**Work to complete:** Take every line from the listing below that contains "role".

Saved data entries

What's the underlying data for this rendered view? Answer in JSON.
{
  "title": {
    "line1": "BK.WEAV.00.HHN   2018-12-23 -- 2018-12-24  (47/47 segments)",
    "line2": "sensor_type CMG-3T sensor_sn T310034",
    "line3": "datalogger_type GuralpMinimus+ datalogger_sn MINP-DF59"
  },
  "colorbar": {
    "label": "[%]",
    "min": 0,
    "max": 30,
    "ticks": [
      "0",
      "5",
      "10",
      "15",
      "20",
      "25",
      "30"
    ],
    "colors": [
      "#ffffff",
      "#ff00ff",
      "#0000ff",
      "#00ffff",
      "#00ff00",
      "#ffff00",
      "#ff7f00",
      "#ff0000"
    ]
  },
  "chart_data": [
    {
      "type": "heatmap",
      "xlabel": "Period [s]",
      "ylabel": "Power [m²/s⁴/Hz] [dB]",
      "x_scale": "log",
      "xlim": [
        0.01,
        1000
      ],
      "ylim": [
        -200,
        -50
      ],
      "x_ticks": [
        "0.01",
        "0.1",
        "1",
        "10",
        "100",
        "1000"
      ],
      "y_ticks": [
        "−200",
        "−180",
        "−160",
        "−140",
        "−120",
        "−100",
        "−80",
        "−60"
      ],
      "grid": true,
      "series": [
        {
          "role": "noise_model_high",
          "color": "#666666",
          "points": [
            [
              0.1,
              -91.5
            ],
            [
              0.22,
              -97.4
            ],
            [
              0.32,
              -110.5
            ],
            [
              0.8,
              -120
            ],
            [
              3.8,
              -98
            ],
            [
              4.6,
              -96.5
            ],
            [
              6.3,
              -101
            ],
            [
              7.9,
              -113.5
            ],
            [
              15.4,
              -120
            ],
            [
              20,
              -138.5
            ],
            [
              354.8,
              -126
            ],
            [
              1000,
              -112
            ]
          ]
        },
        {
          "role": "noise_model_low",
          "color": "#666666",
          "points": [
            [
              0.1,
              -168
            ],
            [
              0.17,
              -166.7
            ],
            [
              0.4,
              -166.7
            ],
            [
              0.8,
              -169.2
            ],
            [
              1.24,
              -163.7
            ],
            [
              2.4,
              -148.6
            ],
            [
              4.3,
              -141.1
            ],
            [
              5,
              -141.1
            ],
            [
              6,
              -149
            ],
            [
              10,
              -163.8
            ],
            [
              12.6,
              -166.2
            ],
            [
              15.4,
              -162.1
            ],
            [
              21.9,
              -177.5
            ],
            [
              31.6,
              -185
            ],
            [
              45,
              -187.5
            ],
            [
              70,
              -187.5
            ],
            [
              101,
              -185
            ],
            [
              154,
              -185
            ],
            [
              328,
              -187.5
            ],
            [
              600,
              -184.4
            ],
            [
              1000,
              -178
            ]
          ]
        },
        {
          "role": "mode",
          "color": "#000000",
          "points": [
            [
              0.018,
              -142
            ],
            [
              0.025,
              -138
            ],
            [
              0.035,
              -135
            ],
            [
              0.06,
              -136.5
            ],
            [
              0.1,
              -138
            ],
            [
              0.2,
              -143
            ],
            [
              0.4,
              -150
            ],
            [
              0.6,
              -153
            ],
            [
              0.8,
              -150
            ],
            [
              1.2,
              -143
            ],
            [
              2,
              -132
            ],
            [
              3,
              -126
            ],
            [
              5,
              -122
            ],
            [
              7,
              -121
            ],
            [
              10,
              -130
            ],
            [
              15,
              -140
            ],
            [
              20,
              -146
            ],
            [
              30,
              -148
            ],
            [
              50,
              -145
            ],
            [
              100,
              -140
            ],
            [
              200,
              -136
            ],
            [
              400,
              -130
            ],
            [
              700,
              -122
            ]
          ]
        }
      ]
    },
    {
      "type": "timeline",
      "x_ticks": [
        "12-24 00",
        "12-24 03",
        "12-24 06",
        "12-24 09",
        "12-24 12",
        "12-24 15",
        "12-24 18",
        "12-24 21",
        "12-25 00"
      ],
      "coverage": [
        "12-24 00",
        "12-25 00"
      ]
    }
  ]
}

**Result below:**
          "role": "noise_model_high",
          "role": "noise_model_low",
          "role": "mode",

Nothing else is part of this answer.